====== Entries provided
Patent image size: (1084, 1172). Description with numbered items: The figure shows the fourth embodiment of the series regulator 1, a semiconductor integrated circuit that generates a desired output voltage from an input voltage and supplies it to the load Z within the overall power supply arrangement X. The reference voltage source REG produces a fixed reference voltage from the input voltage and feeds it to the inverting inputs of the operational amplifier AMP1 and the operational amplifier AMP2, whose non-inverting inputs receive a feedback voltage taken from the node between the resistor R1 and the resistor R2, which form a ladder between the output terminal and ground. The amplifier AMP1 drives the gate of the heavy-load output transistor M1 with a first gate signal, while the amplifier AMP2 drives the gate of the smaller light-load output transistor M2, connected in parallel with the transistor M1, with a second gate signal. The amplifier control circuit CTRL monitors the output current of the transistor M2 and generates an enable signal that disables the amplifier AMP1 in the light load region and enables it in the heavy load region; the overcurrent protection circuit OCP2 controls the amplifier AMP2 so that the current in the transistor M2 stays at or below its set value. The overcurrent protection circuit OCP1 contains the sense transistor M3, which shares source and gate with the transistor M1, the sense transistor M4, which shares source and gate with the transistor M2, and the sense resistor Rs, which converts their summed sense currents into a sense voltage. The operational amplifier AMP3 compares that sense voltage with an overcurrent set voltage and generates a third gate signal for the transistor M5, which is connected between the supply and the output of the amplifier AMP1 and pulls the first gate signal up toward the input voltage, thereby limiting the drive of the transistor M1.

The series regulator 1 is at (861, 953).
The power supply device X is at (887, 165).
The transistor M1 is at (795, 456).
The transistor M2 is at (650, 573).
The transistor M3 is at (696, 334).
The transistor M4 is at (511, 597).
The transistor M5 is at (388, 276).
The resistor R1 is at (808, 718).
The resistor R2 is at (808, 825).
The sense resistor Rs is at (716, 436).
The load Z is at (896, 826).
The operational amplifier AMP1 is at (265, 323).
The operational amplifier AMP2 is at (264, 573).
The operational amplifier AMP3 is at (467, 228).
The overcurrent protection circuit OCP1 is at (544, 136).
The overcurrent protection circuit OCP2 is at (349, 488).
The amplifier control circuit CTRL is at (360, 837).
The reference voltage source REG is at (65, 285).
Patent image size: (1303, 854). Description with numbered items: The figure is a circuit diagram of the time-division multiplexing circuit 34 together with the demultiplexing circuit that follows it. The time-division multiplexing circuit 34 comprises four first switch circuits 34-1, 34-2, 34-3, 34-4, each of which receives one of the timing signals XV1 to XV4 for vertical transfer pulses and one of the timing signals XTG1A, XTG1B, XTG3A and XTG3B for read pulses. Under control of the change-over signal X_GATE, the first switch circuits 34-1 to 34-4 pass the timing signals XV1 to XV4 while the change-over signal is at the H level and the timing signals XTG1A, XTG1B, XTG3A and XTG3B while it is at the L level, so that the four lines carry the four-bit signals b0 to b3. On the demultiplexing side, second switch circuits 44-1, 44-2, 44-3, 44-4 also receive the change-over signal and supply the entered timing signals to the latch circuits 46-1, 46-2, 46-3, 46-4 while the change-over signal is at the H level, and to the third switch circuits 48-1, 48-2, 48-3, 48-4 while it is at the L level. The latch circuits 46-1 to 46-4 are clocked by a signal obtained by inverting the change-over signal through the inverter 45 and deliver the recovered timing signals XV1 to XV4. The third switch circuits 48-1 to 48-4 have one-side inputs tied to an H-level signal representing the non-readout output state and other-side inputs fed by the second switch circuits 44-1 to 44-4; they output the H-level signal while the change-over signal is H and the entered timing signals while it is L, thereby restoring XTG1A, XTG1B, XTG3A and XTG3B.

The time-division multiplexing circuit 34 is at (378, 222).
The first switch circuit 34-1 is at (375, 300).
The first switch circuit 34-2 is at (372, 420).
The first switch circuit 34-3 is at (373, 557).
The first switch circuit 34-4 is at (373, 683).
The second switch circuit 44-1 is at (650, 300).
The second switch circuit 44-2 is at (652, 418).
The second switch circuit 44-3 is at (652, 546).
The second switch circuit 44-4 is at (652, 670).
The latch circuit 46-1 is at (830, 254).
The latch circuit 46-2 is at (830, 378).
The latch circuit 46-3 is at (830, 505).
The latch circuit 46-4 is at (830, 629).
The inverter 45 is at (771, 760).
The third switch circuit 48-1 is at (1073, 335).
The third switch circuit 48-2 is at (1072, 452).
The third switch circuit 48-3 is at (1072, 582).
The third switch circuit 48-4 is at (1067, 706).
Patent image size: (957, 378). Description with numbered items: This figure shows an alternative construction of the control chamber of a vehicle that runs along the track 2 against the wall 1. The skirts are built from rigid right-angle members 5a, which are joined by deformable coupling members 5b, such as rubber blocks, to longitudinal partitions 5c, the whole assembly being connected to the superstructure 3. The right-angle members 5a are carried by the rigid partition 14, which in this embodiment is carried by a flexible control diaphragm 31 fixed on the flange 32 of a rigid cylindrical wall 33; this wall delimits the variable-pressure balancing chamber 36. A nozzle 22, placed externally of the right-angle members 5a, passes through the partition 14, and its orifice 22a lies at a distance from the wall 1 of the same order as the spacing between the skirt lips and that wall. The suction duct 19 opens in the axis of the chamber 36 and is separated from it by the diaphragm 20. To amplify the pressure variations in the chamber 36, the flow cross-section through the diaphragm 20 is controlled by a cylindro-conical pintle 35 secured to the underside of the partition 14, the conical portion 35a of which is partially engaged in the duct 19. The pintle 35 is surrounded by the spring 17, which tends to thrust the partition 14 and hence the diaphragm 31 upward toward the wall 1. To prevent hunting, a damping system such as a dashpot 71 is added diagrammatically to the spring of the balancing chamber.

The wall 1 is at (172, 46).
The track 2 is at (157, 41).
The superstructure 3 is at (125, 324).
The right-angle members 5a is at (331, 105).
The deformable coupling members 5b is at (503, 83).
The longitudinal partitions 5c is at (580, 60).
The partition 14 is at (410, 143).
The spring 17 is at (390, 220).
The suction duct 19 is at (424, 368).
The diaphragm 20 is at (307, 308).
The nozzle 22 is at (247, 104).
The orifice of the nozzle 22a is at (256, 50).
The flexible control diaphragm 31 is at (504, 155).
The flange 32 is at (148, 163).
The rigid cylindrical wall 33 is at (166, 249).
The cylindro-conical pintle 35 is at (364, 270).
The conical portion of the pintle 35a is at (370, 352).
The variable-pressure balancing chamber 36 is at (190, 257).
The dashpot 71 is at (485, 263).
============
Lay out the three entries above as a two-column CSV with the header row description,positions. Each entry gets one row: its description text goes in the first column and all of its position lines go in the second. Put each value in a single quoted field, with line breaks replaced by spaces.

◆ Result:
description,positions
"Patent image size: (1084, 1172). Description with numbered items: The figure shows the fourth embodiment of the series regulator 1, a semiconductor integrated circuit that generates a desired output voltage from an input voltage and supplies it to the load Z within the overall power supply arrangement X. The reference voltage source REG produces a fixed reference voltage from the input voltage and feeds it to the inverting inputs of the operational amplifier AMP1 and the operational amplifier AMP2, whose non-inverting inputs receive a feedback voltage taken from the node between the resistor R1 and the resistor R2, which form a ladder between the output terminal and ground. The amplifier AMP1 drives the gate of the heavy-load output transistor M1 with a first gate signal, while the amplifier AMP2 drives the gate of the smaller light-load output transistor M2, connected in parallel with the transistor M1, with a second gate signal. The amplifier control circuit CTRL monitors the output current of the transistor M2 and generates an enable signal that disables the amplifier AMP1 in the light load region and enables it in the heavy load region; the overcurrent protection circuit OCP2 controls the amplifier AMP2 so that the current in the transistor M2 stays at or below its set value. The overcurrent protection circuit OCP1 contains the sense transistor M3, which shares source and gate with the transistor M1, the sense transistor M4, which shares source and gate with the transistor M2, and the sense resistor Rs, which converts their summed sense currents into a sense voltage. The operational amplifier AMP3 compares that sense voltage with an overcurrent set voltage and generates a third gate signal for the transistor M5, which is connected between the supply and the output of the amplifier AMP1 and pulls the first gate signal up toward the input voltage, thereby limiting the drive of the transistor M1.","The series regulator 1 is at (861, 953). The power supply device X is at (887, 165). The transistor M1 is at (795, 456). The transistor M2 is at (650, 573). The transistor M3 is at (696, 334). The transistor M4 is at (511, 597). The transistor M5 is at (388, 276). The resistor R1 is at (808, 718). The resistor R2 is at (808, 825). The sense resistor Rs is at (716, 436). The load Z is at (896, 826). The operational amplifier AMP1 is at (265, 323). The operational amplifier AMP2 is at (264, 573). The operational amplifier AMP3 is at (467, 228). The overcurrent protection circuit OCP1 is at (544, 136). The overcurrent protection circuit OCP2 is at (349, 488). The amplifier control circuit CTRL is at (360, 837). The reference voltage source REG is at (65, 285)."
"Patent image size: (1303, 854). Description with numbered items: The figure is a circuit diagram of the time-division multiplexing circuit 34 together with the demultiplexing circuit that follows it. The time-division multiplexing circuit 34 comprises four first switch circuits 34-1, 34-2, 34-3, 34-4, each of which receives one of the timing signals XV1 to XV4 for vertical transfer pulses and one of the timing signals XTG1A, XTG1B, XTG3A and XTG3B for read pulses. Under control of the change-over signal X_GATE, the first switch circuits 34-1 to 34-4 pass the timing signals XV1 to XV4 while the change-over signal is at the H level and the timing signals XTG1A, XTG1B, XTG3A and XTG3B while it is at the L level, so that the four lines carry the four-bit signals b0 to b3. On the demultiplexing side, second switch circuits 44-1, 44-2, 44-3, 44-4 also receive the change-over signal and supply the entered timing signals to the latch circuits 46-1, 46-2, 46-3, 46-4 while the change-over signal is at the H level, and to the third switch circuits 48-1, 48-2, 48-3, 48-4 while it is at the L level. The latch circuits 46-1 to 46-4 are clocked by a signal obtained by inverting the change-over signal through the inverter 45 and deliver the recovered timing signals XV1 to XV4. The third switch circuits 48-1 to 48-4 have one-side inputs tied to an H-level signal representing the non-readout output state and other-side inputs fed by the second switch circuits 44-1 to 44-4; they output the H-level signal while the change-over signal is H and the entered timing signals while it is L, thereby restoring XTG1A, XTG1B, XTG3A and XTG3B.","The time-division multiplexing circuit 34 is at (378, 222). The first switch circuit 34-1 is at (375, 300). The first switch circuit 34-2 is at (372, 420). The first switch circuit 34-3 is at (373, 557). The first switch circuit 34-4 is at (373, 683). The second switch circuit 44-1 is at (650, 300). The second switch circuit 44-2 is at (652, 418). The second switch circuit 44-3 is at (652, 546). The second switch circuit 44-4 is at (652, 670). The latch circuit 46-1 is at (830, 254). The latch circuit 46-2 is at (830, 378). The latch circuit 46-3 is at (830, 505). The latch circuit 46-4 is at (830, 629). The inverter 45 is at (771, 760). The third switch circuit 48-1 is at (1073, 335). The third switch circuit 48-2 is at (1072, 452). The third switch circuit 48-3 is at (1072, 582). The third switch circuit 48-4 is at (1067, 706)."
"Patent image size: (957, 378). Description with numbered items: This figure shows an alternative construction of the control chamber of a vehicle that runs along the track 2 against the wall 1. The skirts are built from rigid right-angle members 5a, which are joined by deformable coupling members 5b, such as rubber blocks, to longitudinal partitions 5c, the whole assembly being connected to the superstructure 3. The right-angle members 5a are carried by the rigid partition 14, which in this embodiment is carried by a flexible control diaphragm 31 fixed on the flange 32 of a rigid cylindrical wall 33; this wall delimits the variable-pressure balancing chamber 36. A nozzle 22, placed externally of the right-angle members 5a, passes through the partition 14, and its orifice 22a lies at a distance from the wall 1 of the same order as the spacing between the skirt lips and that wall. The suction duct 19 opens in the axis of the chamber 36 and is separated from it by the diaphragm 20. To amplify the pressure variations in the chamber 36, the flow cross-section through the diaphragm 20 is controlled by a cylindro-conical pintle 35 secured to the underside of the partition 14, the conical portion 35a of which is partially engaged in the duct 19. The pintle 35 is surrounded by the spring 17, which tends to thrust the partition 14 and hence the diaphragm 31 upward toward the wall 1. To prevent hunting, a damping system such as a dashpot 71 is added diagrammatically to the spring of the balancing chamber.","The wall 1 is at (172, 46). The track 2 is at (157, 41). The superstructure 3 is at (125, 324). The right-angle members 5a is at (331, 105). The deformable coupling members 5b is at (503, 83). The longitudinal partitions 5c is at (580, 60). The partition 14 is at (410, 143). The spring 17 is at (390, 220). The suction duct 19 is at (424, 368). The diaphragm 20 is at (307, 308). The nozzle 22 is at (247, 104). The orifice of the nozzle 22a is at (256, 50). The flexible control diaphragm 31 is at (504, 155). The flange 32 is at (148, 163). The rigid cylindrical wall 33 is at (166, 249). The cylindro-conical pintle 35 is at (364, 270). The conical portion of the pintle 35a is at (370, 352). The variable-pressure balancing chamber 36 is at (190, 257). The dashpot 71 is at (485, 263)."